# Instructions for the task
Reproduce the listing verbatim.

# Information provided
────────────────────────────────────────

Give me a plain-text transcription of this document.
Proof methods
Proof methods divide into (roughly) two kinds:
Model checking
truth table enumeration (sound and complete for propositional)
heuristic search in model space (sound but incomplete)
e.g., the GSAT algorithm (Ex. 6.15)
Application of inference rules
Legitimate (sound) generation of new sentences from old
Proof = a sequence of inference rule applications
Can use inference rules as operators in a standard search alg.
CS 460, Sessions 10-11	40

────────────────────────────────────────

# Answer to the problem
Give me a plain-text transcription of this document.
Proof methods
Proof methods divide into (roughly) two kinds:
Model checking
truth table enumeration (sound and complete for propositional)
heuristic search in model space (sound but incomplete)
e.g., the GSAT algorithm (Ex. 6.15)
Application of inference rules
Legitimate (sound) generation of new sentences from old
Proof = a sequence of inference rule applications
Can use inference rules as operators in a standard search alg.
CS 460, Sessions 10-11	40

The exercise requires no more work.